▸ DO THIS
Identify the lines that contain the string "normally" and report only how many there are.

Dataset excerpts
________________________________________

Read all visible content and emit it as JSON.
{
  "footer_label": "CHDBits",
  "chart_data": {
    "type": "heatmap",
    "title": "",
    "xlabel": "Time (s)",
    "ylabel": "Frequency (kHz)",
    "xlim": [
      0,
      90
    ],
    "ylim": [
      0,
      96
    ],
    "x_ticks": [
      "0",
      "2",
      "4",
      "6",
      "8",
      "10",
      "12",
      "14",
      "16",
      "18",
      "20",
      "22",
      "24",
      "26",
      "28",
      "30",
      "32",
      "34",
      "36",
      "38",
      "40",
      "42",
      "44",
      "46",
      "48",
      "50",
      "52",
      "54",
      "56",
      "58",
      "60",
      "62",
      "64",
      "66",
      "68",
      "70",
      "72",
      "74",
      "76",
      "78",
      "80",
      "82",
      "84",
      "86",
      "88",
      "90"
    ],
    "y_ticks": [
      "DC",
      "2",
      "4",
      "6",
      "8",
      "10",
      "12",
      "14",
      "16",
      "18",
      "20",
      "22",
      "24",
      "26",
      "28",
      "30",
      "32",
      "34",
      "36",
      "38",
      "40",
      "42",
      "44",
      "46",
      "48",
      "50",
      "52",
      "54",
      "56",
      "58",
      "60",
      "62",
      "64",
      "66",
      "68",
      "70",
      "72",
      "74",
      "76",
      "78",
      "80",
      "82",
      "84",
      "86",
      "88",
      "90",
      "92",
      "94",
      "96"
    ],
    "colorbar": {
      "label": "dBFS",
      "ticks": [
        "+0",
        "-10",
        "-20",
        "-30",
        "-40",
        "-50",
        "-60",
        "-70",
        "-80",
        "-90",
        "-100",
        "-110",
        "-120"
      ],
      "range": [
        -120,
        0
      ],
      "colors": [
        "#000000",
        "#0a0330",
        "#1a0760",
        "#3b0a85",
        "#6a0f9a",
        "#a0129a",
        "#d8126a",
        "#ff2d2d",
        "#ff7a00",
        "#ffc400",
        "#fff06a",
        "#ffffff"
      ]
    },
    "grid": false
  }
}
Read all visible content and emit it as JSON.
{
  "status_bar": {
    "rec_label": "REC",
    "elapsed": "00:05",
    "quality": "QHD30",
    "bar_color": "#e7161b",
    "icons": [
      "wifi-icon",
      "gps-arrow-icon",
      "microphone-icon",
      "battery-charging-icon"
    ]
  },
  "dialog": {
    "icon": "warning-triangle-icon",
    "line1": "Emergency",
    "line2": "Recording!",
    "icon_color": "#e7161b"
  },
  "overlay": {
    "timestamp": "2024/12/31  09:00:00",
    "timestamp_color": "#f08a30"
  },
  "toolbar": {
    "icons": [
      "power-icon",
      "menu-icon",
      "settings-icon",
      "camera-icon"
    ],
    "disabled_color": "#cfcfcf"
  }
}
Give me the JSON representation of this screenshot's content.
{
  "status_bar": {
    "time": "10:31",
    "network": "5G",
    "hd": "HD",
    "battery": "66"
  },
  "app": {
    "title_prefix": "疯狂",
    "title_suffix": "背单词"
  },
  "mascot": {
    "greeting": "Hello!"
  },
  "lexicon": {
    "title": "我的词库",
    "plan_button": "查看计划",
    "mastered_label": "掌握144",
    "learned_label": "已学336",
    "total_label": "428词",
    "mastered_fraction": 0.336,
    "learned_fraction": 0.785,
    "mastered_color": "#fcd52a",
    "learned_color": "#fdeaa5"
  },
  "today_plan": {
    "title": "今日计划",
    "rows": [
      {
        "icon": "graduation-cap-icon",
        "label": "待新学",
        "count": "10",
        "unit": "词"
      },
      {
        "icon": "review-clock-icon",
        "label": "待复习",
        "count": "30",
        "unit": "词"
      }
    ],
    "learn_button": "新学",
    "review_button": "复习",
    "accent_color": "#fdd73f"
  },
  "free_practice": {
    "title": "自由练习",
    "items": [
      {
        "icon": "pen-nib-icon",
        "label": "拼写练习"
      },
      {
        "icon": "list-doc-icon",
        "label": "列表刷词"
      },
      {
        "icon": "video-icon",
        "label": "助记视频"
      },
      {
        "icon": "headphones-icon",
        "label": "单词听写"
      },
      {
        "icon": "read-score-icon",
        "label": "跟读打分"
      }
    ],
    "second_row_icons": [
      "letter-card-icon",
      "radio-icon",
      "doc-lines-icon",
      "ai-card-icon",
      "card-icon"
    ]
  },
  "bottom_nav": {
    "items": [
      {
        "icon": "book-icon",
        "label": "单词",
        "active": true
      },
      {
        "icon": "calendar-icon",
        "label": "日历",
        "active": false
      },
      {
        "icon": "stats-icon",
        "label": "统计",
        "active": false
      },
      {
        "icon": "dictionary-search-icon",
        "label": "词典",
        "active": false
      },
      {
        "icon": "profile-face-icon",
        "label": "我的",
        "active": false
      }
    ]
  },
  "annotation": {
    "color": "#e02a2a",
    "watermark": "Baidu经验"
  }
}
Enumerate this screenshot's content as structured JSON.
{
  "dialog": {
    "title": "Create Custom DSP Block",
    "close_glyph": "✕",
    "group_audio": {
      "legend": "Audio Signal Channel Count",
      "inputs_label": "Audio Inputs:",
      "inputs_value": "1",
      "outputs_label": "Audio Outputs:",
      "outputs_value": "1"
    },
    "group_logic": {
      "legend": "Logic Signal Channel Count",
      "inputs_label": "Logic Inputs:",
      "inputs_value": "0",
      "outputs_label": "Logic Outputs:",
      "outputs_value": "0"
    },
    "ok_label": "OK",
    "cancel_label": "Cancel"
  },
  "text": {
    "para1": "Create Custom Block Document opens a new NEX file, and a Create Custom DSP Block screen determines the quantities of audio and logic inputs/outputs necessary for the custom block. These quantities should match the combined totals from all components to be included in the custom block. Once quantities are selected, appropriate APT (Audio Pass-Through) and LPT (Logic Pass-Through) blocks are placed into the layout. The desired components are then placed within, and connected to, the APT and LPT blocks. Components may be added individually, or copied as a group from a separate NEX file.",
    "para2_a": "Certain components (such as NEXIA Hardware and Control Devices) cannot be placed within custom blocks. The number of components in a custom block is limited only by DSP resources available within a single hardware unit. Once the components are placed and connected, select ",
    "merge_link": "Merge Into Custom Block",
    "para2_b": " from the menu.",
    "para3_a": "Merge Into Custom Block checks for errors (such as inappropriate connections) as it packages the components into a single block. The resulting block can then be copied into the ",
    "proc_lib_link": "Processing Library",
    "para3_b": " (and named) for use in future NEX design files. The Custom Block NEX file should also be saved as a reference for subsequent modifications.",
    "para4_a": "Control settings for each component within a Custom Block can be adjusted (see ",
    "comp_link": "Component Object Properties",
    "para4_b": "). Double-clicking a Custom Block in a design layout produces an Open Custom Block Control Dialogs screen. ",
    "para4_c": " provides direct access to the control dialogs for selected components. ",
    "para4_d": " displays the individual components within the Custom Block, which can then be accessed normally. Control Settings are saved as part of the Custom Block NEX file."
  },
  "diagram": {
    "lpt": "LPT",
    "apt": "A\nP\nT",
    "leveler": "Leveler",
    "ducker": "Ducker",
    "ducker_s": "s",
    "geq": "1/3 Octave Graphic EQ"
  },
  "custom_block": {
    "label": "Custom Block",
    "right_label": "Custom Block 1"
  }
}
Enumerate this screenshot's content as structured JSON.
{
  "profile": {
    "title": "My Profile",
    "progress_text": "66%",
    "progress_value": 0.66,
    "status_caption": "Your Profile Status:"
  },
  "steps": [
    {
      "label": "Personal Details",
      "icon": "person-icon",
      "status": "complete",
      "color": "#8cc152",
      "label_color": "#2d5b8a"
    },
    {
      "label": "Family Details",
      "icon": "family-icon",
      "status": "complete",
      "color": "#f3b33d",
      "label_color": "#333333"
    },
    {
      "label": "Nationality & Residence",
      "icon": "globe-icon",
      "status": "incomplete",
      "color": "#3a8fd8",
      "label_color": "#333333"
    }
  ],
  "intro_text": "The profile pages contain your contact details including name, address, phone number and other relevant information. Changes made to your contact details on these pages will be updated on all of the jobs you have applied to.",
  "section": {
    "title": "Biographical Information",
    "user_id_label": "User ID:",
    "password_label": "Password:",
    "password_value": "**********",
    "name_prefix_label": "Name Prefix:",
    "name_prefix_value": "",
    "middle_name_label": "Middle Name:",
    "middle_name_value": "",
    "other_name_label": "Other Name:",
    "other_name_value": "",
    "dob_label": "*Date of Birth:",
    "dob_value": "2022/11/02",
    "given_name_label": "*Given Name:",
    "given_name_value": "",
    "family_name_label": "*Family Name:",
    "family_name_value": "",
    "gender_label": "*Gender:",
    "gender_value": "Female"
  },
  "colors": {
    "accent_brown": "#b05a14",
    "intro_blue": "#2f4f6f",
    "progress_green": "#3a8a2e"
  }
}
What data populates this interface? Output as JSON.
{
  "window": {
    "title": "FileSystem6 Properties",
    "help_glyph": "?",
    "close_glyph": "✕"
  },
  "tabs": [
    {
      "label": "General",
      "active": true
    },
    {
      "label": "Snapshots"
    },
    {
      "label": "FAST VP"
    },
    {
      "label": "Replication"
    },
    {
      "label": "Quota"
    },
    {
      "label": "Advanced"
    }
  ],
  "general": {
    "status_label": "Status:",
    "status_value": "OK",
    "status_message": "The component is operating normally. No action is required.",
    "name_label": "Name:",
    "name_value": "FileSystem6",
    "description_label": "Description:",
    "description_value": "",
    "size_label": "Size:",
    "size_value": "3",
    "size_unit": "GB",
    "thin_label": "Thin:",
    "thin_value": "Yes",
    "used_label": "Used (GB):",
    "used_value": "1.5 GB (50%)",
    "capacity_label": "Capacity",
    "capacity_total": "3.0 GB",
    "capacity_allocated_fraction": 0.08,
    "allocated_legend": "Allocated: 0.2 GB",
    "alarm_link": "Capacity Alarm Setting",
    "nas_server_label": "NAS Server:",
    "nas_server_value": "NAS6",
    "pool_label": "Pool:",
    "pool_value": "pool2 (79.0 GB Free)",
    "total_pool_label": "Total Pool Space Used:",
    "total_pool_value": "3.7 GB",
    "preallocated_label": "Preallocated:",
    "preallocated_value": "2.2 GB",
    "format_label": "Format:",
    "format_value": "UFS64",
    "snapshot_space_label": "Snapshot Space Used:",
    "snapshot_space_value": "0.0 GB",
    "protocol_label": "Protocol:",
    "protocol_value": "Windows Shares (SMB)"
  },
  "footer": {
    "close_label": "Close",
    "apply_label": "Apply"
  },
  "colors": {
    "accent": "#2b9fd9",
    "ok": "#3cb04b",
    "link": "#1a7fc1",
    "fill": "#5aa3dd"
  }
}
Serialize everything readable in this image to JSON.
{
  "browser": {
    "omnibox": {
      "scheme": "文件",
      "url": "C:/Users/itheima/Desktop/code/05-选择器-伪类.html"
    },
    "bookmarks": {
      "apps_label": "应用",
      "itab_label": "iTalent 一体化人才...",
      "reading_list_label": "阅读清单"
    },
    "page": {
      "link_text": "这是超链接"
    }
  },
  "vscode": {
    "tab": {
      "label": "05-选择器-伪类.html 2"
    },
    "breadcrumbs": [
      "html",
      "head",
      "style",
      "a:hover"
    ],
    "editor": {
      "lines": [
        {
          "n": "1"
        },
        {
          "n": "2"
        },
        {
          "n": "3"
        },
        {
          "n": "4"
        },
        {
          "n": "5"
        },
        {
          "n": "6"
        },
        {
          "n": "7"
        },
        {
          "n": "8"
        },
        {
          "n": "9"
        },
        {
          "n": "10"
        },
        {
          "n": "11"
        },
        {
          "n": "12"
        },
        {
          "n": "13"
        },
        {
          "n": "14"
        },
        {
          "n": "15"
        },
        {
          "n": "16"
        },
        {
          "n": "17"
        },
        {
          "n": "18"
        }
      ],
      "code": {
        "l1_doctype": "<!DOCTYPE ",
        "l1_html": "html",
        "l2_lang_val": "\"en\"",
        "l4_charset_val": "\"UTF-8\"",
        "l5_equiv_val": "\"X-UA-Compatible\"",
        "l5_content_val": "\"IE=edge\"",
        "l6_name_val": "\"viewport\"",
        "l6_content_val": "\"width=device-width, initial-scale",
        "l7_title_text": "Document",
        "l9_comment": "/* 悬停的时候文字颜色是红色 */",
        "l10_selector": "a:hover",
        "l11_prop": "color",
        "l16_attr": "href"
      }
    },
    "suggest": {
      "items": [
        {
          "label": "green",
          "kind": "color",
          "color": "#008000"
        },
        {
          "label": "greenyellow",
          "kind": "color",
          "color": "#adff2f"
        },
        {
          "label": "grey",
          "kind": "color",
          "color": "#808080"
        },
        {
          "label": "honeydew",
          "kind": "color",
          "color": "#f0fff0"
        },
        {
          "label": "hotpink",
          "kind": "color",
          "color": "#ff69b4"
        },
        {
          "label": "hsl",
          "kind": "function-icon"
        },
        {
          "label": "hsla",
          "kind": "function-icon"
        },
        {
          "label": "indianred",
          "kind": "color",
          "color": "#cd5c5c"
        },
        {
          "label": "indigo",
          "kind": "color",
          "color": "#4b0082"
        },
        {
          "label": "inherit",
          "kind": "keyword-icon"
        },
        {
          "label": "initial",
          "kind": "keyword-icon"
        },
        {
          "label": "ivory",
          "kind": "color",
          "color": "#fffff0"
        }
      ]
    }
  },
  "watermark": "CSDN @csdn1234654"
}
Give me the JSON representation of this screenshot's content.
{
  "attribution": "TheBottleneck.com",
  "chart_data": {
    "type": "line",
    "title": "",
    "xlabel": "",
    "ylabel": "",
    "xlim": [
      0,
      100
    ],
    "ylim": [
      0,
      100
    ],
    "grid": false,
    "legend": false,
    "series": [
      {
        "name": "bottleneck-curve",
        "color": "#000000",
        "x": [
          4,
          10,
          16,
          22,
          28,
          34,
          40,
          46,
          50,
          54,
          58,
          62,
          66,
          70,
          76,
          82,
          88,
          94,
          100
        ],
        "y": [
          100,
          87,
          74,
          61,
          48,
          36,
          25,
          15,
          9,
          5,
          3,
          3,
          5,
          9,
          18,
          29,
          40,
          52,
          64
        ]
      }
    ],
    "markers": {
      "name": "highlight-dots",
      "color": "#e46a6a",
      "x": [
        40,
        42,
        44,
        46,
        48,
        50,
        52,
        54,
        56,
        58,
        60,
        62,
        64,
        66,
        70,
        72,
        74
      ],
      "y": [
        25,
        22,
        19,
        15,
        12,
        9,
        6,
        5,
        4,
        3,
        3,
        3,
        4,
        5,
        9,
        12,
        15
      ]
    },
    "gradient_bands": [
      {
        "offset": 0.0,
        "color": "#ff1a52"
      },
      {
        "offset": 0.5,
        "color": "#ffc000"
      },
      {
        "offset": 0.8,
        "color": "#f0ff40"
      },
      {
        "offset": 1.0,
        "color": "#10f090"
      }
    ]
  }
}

________________________________________

▸ IN RESPONSE
2